Records excerpted from a collection:
□ □ □ □ □
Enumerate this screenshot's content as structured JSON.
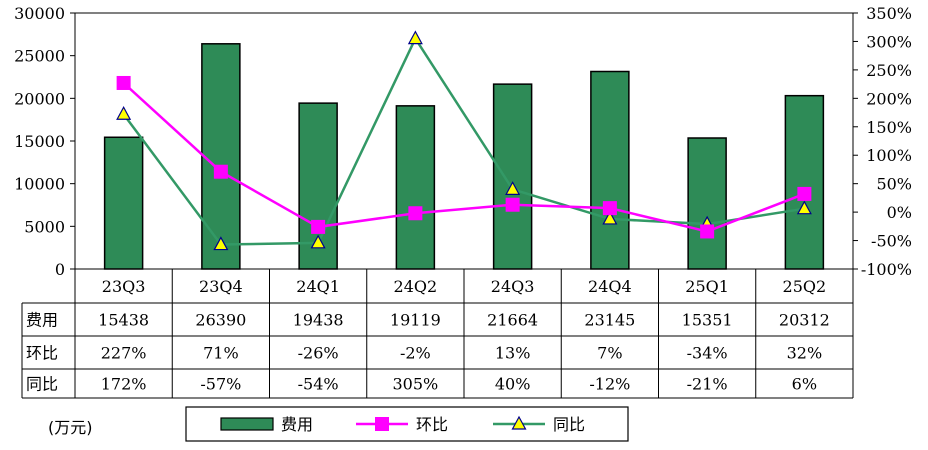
{
  "chart_data": {
    "type": "bar",
    "categories": [
      "23Q3",
      "23Q4",
      "24Q1",
      "24Q2",
      "24Q3",
      "24Q4",
      "25Q1",
      "25Q2"
    ],
    "series": [
      {
        "name": "费用",
        "kind": "bar",
        "axis": "left",
        "values": [
          15438,
          26390,
          19438,
          19119,
          21664,
          23145,
          15351,
          20312
        ],
        "display": [
          "15438",
          "26390",
          "19438",
          "19119",
          "21664",
          "23145",
          "15351",
          "20312"
        ]
      },
      {
        "name": "环比",
        "kind": "line",
        "axis": "right",
        "values": [
          227,
          71,
          -26,
          -2,
          13,
          7,
          -34,
          32
        ],
        "display": [
          "227%",
          "71%",
          "-26%",
          "-2%",
          "13%",
          "7%",
          "-34%",
          "32%"
        ]
      },
      {
        "name": "同比",
        "kind": "line",
        "axis": "right",
        "values": [
          172,
          -57,
          -54,
          305,
          40,
          -12,
          -21,
          6
        ],
        "display": [
          "172%",
          "-57%",
          "-54%",
          "305%",
          "40%",
          "-12%",
          "-21%",
          "6%"
        ]
      }
    ],
    "y_left": {
      "min": 0,
      "max": 30000,
      "ticks": [
        "0",
        "5000",
        "10000",
        "15000",
        "20000",
        "25000",
        "30000"
      ]
    },
    "y_right": {
      "min": -100,
      "max": 350,
      "ticks": [
        "-100%",
        "-50%",
        "0%",
        "50%",
        "100%",
        "150%",
        "200%",
        "250%",
        "300%",
        "350%"
      ]
    },
    "unit_label": "(万元)",
    "legend_position": "bottom"
  },
  "colors": {
    "bar_fill": "#2e8b57",
    "bar_stroke": "#000000",
    "mom_line": "#ff00ff",
    "yoy_line": "#339966",
    "yoy_marker": "#ffff00"
  }
}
□ □ □ □ □
## Directions
Give every record back exactly as it reads, with no images.

## Result
Enumerate this screenshot's content as structured JSON.
{
  "chart_data": {
    "type": "bar",
    "categories": [
      "23Q3",
      "23Q4",
      "24Q1",
      "24Q2",
      "24Q3",
      "24Q4",
      "25Q1",
      "25Q2"
    ],
    "series": [
      {
        "name": "费用",
        "kind": "bar",
        "axis": "left",
        "values": [
          15438,
          26390,
          19438,
          19119,
          21664,
          23145,
          15351,
          20312
        ],
        "display": [
          "15438",
          "26390",
          "19438",
          "19119",
          "21664",
          "23145",
          "15351",
          "20312"
        ]
      },
      {
        "name": "环比",
        "kind": "line",
        "axis": "right",
        "values": [
          227,
          71,
          -26,
          -2,
          13,
          7,
          -34,
          32
        ],
        "display": [
          "227%",
          "71%",
          "-26%",
          "-2%",
          "13%",
          "7%",
          "-34%",
          "32%"
        ]
      },
      {
        "name": "同比",
        "kind": "line",
        "axis": "right",
        "values": [
          172,
          -57,
          -54,
          305,
          40,
          -12,
          -21,
          6
        ],
        "display": [
          "172%",
          "-57%",
          "-54%",
          "305%",
          "40%",
          "-12%",
          "-21%",
          "6%"
        ]
      }
    ],
    "y_left": {
      "min": 0,
      "max": 30000,
      "ticks": [
        "0",
        "5000",
        "10000",
        "15000",
        "20000",
        "25000",
        "30000"
      ]
    },
    "y_right": {
      "min": -100,
      "max": 350,
      "ticks": [
        "-100%",
        "-50%",
        "0%",
        "50%",
        "100%",
        "150%",
        "200%",
        "250%",
        "300%",
        "350%"
      ]
    },
    "unit_label": "(万元)",
    "legend_position": "bottom"
  },
  "colors": {
    "bar_fill": "#2e8b57",
    "bar_stroke": "#000000",
    "mom_line": "#ff00ff",
    "yoy_line": "#339966",
    "yoy_marker": "#ffff00"
  }
}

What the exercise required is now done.